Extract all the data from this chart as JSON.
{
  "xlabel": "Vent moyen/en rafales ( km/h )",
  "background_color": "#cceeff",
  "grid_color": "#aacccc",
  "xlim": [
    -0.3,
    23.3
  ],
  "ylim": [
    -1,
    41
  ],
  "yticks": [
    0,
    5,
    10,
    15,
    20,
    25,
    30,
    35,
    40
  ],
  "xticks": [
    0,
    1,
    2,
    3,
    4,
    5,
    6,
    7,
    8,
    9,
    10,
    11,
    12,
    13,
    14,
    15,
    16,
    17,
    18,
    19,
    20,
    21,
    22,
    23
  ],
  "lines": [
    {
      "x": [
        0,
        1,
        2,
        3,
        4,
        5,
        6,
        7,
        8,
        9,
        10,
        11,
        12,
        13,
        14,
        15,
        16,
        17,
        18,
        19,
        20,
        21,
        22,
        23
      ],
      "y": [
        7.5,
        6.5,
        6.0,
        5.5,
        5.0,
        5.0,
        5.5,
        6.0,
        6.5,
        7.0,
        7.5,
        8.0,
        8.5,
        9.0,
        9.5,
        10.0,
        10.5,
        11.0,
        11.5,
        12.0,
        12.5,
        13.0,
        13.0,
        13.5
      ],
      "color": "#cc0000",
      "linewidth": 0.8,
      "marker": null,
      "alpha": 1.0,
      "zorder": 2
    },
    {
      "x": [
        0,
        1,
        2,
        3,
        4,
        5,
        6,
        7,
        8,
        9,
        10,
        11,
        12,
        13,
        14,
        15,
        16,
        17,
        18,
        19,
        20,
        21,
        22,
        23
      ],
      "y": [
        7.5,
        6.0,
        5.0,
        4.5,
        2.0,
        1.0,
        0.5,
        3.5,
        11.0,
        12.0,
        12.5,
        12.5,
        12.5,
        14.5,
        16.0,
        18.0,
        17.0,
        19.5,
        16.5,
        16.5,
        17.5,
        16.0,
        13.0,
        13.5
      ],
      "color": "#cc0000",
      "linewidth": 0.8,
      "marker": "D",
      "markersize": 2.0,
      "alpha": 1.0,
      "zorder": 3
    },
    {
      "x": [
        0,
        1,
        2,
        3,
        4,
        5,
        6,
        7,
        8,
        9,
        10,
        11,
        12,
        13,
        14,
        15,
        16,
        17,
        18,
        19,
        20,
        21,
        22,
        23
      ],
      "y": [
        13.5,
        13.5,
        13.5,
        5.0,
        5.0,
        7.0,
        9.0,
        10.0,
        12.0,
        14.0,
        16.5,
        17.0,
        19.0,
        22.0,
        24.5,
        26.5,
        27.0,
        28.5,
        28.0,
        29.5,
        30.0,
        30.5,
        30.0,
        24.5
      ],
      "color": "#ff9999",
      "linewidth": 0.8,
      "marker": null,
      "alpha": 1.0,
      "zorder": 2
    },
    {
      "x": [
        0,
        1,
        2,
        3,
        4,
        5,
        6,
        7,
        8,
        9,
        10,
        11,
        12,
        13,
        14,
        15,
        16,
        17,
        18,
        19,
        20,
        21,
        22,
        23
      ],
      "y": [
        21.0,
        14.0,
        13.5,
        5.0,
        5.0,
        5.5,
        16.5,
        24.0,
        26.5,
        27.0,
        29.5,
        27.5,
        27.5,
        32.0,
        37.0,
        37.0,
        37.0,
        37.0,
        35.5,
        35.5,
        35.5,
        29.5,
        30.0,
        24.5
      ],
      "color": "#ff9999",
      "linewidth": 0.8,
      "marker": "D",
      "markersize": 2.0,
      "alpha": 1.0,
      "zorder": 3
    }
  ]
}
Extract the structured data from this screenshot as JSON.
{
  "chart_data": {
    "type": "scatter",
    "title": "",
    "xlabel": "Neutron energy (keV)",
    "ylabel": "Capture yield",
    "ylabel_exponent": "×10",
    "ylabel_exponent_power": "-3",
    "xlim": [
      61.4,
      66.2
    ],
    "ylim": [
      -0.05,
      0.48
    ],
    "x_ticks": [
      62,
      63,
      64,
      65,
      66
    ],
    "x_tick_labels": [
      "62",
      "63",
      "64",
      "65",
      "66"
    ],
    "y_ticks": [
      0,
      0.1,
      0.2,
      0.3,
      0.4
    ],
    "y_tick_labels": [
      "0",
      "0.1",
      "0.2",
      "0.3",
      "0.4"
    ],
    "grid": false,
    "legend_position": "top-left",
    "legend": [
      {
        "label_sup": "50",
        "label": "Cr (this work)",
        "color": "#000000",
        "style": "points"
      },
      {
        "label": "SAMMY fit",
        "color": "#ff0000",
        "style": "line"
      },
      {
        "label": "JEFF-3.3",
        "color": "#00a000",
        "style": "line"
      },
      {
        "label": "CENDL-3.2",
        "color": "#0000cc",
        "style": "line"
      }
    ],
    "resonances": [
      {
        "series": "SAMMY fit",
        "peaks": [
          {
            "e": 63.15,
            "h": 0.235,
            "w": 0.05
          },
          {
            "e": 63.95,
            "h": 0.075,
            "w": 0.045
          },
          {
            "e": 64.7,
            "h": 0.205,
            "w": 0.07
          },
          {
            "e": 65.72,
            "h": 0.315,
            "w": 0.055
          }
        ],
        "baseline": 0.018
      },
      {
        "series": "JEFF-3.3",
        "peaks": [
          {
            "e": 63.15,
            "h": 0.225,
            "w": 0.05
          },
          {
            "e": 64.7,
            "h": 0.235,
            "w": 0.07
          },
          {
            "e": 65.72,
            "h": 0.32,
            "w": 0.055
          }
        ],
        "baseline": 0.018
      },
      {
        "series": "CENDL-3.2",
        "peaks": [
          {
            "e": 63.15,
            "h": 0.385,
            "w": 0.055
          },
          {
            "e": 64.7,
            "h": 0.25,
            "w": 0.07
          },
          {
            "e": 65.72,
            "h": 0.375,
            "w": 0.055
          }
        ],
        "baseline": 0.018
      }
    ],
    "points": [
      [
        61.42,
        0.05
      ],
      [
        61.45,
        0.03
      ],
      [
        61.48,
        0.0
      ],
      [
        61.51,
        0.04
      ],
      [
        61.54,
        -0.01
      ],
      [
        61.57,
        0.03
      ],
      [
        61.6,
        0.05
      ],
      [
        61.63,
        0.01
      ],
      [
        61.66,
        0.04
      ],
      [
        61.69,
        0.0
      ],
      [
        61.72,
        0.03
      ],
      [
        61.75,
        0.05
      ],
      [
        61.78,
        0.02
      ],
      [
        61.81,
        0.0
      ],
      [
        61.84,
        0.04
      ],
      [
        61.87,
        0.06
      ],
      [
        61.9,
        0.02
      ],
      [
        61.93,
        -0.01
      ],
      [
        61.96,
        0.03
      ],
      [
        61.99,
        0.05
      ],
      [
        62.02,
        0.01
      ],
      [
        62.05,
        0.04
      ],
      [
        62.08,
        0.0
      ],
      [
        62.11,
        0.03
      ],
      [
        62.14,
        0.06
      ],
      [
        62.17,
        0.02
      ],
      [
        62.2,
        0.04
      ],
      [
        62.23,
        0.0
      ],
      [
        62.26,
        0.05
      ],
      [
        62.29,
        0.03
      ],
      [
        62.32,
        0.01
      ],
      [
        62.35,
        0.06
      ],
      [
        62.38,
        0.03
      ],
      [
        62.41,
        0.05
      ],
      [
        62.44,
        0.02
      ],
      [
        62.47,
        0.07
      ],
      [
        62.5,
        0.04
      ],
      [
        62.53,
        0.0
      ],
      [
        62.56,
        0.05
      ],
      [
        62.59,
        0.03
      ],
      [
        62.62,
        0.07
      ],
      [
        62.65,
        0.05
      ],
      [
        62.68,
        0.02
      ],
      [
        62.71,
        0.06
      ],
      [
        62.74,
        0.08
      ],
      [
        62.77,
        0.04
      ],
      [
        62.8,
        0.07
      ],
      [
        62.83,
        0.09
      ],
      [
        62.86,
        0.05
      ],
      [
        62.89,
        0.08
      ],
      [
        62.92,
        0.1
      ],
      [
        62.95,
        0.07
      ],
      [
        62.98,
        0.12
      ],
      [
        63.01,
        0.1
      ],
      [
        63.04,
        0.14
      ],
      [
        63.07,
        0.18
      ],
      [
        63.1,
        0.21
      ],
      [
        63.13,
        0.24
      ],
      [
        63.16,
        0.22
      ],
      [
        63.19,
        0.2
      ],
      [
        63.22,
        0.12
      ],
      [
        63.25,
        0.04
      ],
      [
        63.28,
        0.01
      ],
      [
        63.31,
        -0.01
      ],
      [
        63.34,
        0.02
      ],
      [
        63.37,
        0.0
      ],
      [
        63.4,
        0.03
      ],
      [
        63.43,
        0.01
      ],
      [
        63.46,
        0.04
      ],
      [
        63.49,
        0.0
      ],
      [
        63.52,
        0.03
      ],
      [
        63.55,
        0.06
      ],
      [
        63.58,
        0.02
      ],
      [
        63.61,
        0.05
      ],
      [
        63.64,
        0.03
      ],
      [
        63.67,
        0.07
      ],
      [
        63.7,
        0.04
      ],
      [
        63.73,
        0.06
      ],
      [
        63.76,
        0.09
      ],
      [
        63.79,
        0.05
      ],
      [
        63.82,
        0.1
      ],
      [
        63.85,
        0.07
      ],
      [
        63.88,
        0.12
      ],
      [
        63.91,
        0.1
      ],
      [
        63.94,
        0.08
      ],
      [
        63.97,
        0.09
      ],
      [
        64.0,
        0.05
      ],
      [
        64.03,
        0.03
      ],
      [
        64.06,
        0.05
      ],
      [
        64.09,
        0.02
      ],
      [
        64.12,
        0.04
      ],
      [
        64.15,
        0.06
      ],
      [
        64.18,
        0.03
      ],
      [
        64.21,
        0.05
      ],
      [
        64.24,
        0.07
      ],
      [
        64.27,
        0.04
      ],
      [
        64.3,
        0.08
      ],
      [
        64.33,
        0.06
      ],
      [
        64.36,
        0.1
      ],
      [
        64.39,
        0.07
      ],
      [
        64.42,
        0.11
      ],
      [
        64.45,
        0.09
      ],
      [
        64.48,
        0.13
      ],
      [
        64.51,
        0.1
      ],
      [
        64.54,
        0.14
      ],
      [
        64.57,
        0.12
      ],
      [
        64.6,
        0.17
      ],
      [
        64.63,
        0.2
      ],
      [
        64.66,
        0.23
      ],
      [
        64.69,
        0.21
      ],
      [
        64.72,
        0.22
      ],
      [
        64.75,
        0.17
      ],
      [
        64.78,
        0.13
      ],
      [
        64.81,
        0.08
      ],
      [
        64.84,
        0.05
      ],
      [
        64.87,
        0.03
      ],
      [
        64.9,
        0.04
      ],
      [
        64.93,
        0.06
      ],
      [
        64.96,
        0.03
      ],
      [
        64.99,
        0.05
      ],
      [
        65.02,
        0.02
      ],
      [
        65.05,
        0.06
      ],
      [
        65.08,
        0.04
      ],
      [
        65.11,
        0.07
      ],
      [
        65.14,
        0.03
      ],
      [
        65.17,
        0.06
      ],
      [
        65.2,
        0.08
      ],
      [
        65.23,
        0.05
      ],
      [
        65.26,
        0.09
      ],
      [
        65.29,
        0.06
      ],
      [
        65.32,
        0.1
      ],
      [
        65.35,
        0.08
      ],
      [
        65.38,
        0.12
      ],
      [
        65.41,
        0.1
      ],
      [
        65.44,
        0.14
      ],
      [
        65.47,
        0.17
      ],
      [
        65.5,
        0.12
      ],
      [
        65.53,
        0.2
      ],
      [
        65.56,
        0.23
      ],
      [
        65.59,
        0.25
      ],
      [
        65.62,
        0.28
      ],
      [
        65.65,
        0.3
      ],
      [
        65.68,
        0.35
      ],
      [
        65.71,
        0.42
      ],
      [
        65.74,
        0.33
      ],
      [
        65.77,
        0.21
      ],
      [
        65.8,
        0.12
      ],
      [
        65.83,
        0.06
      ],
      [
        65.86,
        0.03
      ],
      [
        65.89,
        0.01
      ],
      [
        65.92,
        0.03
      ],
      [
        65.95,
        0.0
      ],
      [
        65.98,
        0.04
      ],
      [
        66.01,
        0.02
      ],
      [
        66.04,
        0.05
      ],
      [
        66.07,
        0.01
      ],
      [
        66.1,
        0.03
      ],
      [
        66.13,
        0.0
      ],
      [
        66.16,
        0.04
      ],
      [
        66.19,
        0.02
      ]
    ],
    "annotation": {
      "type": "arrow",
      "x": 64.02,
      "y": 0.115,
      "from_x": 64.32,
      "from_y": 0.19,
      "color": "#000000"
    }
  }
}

──────────

* Given request
Find every line in the records above that holds the word "xlabel", and copy each one.

* Solution to this exercise
  "xlabel": "Vent moyen/en rafales ( km/h )",
    "xlabel": "Neutron energy (keV)",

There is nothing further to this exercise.